| RECORDS PROVIDED |
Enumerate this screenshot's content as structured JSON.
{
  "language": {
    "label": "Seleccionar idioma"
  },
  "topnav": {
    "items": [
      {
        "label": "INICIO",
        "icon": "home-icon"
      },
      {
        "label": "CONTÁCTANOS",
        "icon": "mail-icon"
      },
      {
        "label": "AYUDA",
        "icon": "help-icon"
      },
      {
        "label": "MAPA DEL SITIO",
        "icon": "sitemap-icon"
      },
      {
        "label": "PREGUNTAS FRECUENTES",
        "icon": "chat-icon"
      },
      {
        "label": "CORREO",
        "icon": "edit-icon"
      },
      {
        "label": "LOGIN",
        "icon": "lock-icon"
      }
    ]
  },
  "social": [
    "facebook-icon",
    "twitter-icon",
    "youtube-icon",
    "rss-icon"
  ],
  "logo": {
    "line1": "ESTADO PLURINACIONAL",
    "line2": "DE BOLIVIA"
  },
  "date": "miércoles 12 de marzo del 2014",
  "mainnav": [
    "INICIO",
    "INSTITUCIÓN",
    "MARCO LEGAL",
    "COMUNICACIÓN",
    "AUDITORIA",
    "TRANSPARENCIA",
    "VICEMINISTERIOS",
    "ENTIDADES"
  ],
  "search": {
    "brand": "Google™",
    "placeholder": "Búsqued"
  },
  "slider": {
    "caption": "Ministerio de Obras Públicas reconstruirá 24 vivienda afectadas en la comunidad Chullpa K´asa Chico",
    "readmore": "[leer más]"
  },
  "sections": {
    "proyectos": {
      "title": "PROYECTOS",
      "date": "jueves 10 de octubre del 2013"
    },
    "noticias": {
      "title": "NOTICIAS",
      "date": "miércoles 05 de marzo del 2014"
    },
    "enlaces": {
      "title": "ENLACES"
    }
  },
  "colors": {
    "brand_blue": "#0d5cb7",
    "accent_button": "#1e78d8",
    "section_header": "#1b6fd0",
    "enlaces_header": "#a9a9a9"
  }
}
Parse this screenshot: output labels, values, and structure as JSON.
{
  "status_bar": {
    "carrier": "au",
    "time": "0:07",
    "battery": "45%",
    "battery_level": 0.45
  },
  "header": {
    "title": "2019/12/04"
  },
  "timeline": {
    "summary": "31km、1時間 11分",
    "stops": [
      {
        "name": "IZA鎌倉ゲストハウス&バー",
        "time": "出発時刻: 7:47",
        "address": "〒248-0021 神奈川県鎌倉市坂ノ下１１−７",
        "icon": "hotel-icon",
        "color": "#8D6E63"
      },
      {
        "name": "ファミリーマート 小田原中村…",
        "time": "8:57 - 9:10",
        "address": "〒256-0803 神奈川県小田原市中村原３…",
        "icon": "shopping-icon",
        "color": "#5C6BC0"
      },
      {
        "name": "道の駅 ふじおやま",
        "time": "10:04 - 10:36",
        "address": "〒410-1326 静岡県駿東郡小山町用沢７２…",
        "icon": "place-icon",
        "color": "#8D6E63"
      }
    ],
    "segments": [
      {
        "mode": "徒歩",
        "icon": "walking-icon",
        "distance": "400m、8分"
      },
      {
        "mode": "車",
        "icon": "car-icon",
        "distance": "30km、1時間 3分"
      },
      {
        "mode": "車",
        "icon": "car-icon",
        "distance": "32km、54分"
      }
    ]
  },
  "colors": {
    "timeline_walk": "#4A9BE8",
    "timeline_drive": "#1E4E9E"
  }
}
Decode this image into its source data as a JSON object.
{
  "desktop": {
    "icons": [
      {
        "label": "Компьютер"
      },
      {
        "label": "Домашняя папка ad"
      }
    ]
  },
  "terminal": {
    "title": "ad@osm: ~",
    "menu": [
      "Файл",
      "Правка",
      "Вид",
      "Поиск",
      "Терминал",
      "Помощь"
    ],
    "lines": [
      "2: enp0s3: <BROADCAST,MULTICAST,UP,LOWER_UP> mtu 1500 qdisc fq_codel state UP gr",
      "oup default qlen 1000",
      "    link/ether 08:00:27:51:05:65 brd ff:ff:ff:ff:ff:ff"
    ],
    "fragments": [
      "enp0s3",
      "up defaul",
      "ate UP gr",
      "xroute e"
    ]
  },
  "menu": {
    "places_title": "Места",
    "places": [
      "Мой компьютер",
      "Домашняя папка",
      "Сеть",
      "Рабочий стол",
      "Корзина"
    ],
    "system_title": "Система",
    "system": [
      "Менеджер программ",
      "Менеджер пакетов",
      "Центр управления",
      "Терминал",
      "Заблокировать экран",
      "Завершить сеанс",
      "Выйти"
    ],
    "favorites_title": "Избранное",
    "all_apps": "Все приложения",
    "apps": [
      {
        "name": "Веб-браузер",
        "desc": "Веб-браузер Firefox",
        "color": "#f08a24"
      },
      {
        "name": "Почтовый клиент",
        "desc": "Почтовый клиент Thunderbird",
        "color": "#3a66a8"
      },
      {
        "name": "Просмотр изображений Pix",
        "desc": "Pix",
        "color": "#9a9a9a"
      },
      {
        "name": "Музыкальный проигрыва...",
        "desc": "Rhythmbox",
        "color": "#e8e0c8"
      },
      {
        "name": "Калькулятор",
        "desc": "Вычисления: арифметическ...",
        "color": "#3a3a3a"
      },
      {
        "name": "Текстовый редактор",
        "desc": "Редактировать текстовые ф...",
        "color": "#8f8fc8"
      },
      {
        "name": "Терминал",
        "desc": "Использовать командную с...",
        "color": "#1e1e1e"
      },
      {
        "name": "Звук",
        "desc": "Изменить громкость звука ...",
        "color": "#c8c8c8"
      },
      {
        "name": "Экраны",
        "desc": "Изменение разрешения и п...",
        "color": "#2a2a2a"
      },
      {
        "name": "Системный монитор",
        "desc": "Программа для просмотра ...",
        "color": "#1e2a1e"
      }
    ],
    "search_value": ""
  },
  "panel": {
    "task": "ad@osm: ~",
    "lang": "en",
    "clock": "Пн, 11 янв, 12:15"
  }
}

| TO BE DONE |
Write out every entry again exactly, please, with nothing missing.

| WRITTEN SOLUTION |
Enumerate this screenshot's content as structured JSON.
{
  "language": {
    "label": "Seleccionar idioma"
  },
  "topnav": {
    "items": [
      {
        "label": "INICIO",
        "icon": "home-icon"
      },
      {
        "label": "CONTÁCTANOS",
        "icon": "mail-icon"
      },
      {
        "label": "AYUDA",
        "icon": "help-icon"
      },
      {
        "label": "MAPA DEL SITIO",
        "icon": "sitemap-icon"
      },
      {
        "label": "PREGUNTAS FRECUENTES",
        "icon": "chat-icon"
      },
      {
        "label": "CORREO",
        "icon": "edit-icon"
      },
      {
        "label": "LOGIN",
        "icon": "lock-icon"
      }
    ]
  },
  "social": [
    "facebook-icon",
    "twitter-icon",
    "youtube-icon",
    "rss-icon"
  ],
  "logo": {
    "line1": "ESTADO PLURINACIONAL",
    "line2": "DE BOLIVIA"
  },
  "date": "miércoles 12 de marzo del 2014",
  "mainnav": [
    "INICIO",
    "INSTITUCIÓN",
    "MARCO LEGAL",
    "COMUNICACIÓN",
    "AUDITORIA",
    "TRANSPARENCIA",
    "VICEMINISTERIOS",
    "ENTIDADES"
  ],
  "search": {
    "brand": "Google™",
    "placeholder": "Búsqued"
  },
  "slider": {
    "caption": "Ministerio de Obras Públicas reconstruirá 24 vivienda afectadas en la comunidad Chullpa K´asa Chico",
    "readmore": "[leer más]"
  },
  "sections": {
    "proyectos": {
      "title": "PROYECTOS",
      "date": "jueves 10 de octubre del 2013"
    },
    "noticias": {
      "title": "NOTICIAS",
      "date": "miércoles 05 de marzo del 2014"
    },
    "enlaces": {
      "title": "ENLACES"
    }
  },
  "colors": {
    "brand_blue": "#0d5cb7",
    "accent_button": "#1e78d8",
    "section_header": "#1b6fd0",
    "enlaces_header": "#a9a9a9"
  }
}
Parse this screenshot: output labels, values, and structure as JSON.
{
  "status_bar": {
    "carrier": "au",
    "time": "0:07",
    "battery": "45%",
    "battery_level": 0.45
  },
  "header": {
    "title": "2019/12/04"
  },
  "timeline": {
    "summary": "31km、1時間 11分",
    "stops": [
      {
        "name": "IZA鎌倉ゲストハウス&バー",
        "time": "出発時刻: 7:47",
        "address": "〒248-0021 神奈川県鎌倉市坂ノ下１１−７",
        "icon": "hotel-icon",
        "color": "#8D6E63"
      },
      {
        "name": "ファミリーマート 小田原中村…",
        "time": "8:57 - 9:10",
        "address": "〒256-0803 神奈川県小田原市中村原３…",
        "icon": "shopping-icon",
        "color": "#5C6BC0"
      },
      {
        "name": "道の駅 ふじおやま",
        "time": "10:04 - 10:36",
        "address": "〒410-1326 静岡県駿東郡小山町用沢７２…",
        "icon": "place-icon",
        "color": "#8D6E63"
      }
    ],
    "segments": [
      {
        "mode": "徒歩",
        "icon": "walking-icon",
        "distance": "400m、8分"
      },
      {
        "mode": "車",
        "icon": "car-icon",
        "distance": "30km、1時間 3分"
      },
      {
        "mode": "車",
        "icon": "car-icon",
        "distance": "32km、54分"
      }
    ]
  },
  "colors": {
    "timeline_walk": "#4A9BE8",
    "timeline_drive": "#1E4E9E"
  }
}
Decode this image into its source data as a JSON object.
{
  "desktop": {
    "icons": [
      {
        "label": "Компьютер"
      },
      {
        "label": "Домашняя папка ad"
      }
    ]
  },
  "terminal": {
    "title": "ad@osm: ~",
    "menu": [
      "Файл",
      "Правка",
      "Вид",
      "Поиск",
      "Терминал",
      "Помощь"
    ],
    "lines": [
      "2: enp0s3: <BROADCAST,MULTICAST,UP,LOWER_UP> mtu 1500 qdisc fq_codel state UP gr",
      "oup default qlen 1000",
      "    link/ether 08:00:27:51:05:65 brd ff:ff:ff:ff:ff:ff"
    ],
    "fragments": [
      "enp0s3",
      "up defaul",
      "ate UP gr",
      "xroute e"
    ]
  },
  "menu": {
    "places_title": "Места",
    "places": [
      "Мой компьютер",
      "Домашняя папка",
      "Сеть",
      "Рабочий стол",
      "Корзина"
    ],
    "system_title": "Система",
    "system": [
      "Менеджер программ",
      "Менеджер пакетов",
      "Центр управления",
      "Терминал",
      "Заблокировать экран",
      "Завершить сеанс",
      "Выйти"
    ],
    "favorites_title": "Избранное",
    "all_apps": "Все приложения",
    "apps": [
      {
        "name": "Веб-браузер",
        "desc": "Веб-браузер Firefox",
        "color": "#f08a24"
      },
      {
        "name": "Почтовый клиент",
        "desc": "Почтовый клиент Thunderbird",
        "color": "#3a66a8"
      },
      {
        "name": "Просмотр изображений Pix",
        "desc": "Pix",
        "color": "#9a9a9a"
      },
      {
        "name": "Музыкальный проигрыва...",
        "desc": "Rhythmbox",
        "color": "#e8e0c8"
      },
      {
        "name": "Калькулятор",
        "desc": "Вычисления: арифметическ...",
        "color": "#3a3a3a"
      },
      {
        "name": "Текстовый редактор",
        "desc": "Редактировать текстовые ф...",
        "color": "#8f8fc8"
      },
      {
        "name": "Терминал",
        "desc": "Использовать командную с...",
        "color": "#1e1e1e"
      },
      {
        "name": "Звук",
        "desc": "Изменить громкость звука ...",
        "color": "#c8c8c8"
      },
      {
        "name": "Экраны",
        "desc": "Изменение разрешения и п...",
        "color": "#2a2a2a"
      },
      {
        "name": "Системный монитор",
        "desc": "Программа для просмотра ...",
        "color": "#1e2a1e"
      }
    ],
    "search_value": ""
  },
  "panel": {
    "task": "ad@osm: ~",
    "lang": "en",
    "clock": "Пн, 11 янв, 12:15"
  }
}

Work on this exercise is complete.